Collected data entries
──────────────────────────────

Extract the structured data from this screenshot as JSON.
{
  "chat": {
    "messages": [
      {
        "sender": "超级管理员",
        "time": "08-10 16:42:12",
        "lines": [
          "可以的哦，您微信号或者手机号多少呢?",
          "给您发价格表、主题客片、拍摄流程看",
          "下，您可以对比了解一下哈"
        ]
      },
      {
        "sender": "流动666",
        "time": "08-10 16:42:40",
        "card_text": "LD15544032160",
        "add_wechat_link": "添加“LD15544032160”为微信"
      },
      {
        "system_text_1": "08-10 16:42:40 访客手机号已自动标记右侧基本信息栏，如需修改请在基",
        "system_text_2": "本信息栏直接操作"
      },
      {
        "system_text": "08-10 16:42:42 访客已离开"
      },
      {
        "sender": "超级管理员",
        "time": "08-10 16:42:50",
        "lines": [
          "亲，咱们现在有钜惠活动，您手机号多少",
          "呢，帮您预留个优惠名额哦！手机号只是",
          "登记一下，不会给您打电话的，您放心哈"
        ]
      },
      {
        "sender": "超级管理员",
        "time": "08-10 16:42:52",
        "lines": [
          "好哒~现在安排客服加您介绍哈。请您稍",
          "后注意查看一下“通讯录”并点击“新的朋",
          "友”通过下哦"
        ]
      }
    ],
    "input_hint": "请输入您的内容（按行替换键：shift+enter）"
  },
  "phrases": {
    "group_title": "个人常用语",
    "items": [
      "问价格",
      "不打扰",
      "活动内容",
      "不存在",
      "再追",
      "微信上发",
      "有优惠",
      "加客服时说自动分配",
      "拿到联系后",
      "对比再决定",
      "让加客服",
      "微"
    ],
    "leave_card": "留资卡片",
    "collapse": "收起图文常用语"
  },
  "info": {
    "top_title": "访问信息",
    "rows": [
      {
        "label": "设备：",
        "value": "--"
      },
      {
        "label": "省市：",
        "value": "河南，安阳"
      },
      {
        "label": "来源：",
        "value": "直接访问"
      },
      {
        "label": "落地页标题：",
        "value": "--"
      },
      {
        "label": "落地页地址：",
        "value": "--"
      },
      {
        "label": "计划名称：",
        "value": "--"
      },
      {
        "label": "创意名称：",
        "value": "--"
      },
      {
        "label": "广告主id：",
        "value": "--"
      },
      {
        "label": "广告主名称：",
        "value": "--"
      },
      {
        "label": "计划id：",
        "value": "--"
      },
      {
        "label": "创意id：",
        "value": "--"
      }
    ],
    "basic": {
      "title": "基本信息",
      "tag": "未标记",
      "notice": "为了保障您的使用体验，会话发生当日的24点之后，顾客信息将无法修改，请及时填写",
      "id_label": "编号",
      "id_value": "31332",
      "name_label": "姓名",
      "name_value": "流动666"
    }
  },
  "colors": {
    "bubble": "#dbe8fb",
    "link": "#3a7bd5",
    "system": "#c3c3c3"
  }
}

──────────────────────────────

* **Your instructions**
Exactly reproduce all of the entries.

* **Expected answer**
Extract the structured data from this screenshot as JSON.
{
  "chat": {
    "messages": [
      {
        "sender": "超级管理员",
        "time": "08-10 16:42:12",
        "lines": [
          "可以的哦，您微信号或者手机号多少呢?",
          "给您发价格表、主题客片、拍摄流程看",
          "下，您可以对比了解一下哈"
        ]
      },
      {
        "sender": "流动666",
        "time": "08-10 16:42:40",
        "card_text": "LD15544032160",
        "add_wechat_link": "添加“LD15544032160”为微信"
      },
      {
        "system_text_1": "08-10 16:42:40 访客手机号已自动标记右侧基本信息栏，如需修改请在基",
        "system_text_2": "本信息栏直接操作"
      },
      {
        "system_text": "08-10 16:42:42 访客已离开"
      },
      {
        "sender": "超级管理员",
        "time": "08-10 16:42:50",
        "lines": [
          "亲，咱们现在有钜惠活动，您手机号多少",
          "呢，帮您预留个优惠名额哦！手机号只是",
          "登记一下，不会给您打电话的，您放心哈"
        ]
      },
      {
        "sender": "超级管理员",
        "time": "08-10 16:42:52",
        "lines": [
          "好哒~现在安排客服加您介绍哈。请您稍",
          "后注意查看一下“通讯录”并点击“新的朋",
          "友”通过下哦"
        ]
      }
    ],
    "input_hint": "请输入您的内容（按行替换键：shift+enter）"
  },
  "phrases": {
    "group_title": "个人常用语",
    "items": [
      "问价格",
      "不打扰",
      "活动内容",
      "不存在",
      "再追",
      "微信上发",
      "有优惠",
      "加客服时说自动分配",
      "拿到联系后",
      "对比再决定",
      "让加客服",
      "微"
    ],
    "leave_card": "留资卡片",
    "collapse": "收起图文常用语"
  },
  "info": {
    "top_title": "访问信息",
    "rows": [
      {
        "label": "设备：",
        "value": "--"
      },
      {
        "label": "省市：",
        "value": "河南，安阳"
      },
      {
        "label": "来源：",
        "value": "直接访问"
      },
      {
        "label": "落地页标题：",
        "value": "--"
      },
      {
        "label": "落地页地址：",
        "value": "--"
      },
      {
        "label": "计划名称：",
        "value": "--"
      },
      {
        "label": "创意名称：",
        "value": "--"
      },
      {
        "label": "广告主id：",
        "value": "--"
      },
      {
        "label": "广告主名称：",
        "value": "--"
      },
      {
        "label": "计划id：",
        "value": "--"
      },
      {
        "label": "创意id：",
        "value": "--"
      }
    ],
    "basic": {
      "title": "基本信息",
      "tag": "未标记",
      "notice": "为了保障您的使用体验，会话发生当日的24点之后，顾客信息将无法修改，请及时填写",
      "id_label": "编号",
      "id_value": "31332",
      "name_label": "姓名",
      "name_value": "流动666"
    }
  },
  "colors": {
    "bubble": "#dbe8fb",
    "link": "#3a7bd5",
    "system": "#c3c3c3"
  }
}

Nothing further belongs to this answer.